**GIVEN REQUEST**
Would you set down every entry shown below, precisely as written?

**DATASET ROWS**
-=-=-

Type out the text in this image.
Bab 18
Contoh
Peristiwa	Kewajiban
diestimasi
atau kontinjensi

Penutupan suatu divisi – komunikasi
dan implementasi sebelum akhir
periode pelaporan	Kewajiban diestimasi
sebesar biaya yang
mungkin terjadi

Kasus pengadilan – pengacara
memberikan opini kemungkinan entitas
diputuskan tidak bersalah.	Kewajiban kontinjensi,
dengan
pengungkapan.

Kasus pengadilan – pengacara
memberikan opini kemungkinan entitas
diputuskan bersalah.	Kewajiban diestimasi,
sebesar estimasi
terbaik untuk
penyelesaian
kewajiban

-=-=-

**THE RESULT**
Type out the text in this image.
Bab 18
Contoh
Peristiwa	Kewajiban
diestimasi
atau kontinjensi

Penutupan suatu divisi – komunikasi
dan implementasi sebelum akhir
periode pelaporan	Kewajiban diestimasi
sebesar biaya yang
mungkin terjadi

Kasus pengadilan – pengacara
memberikan opini kemungkinan entitas
diputuskan tidak bersalah.	Kewajiban kontinjensi,
dengan
pengungkapan.

Kasus pengadilan – pengacara
memberikan opini kemungkinan entitas
diputuskan bersalah.	Kewajiban diestimasi,
sebesar estimasi
terbaik untuk
penyelesaian
kewajiban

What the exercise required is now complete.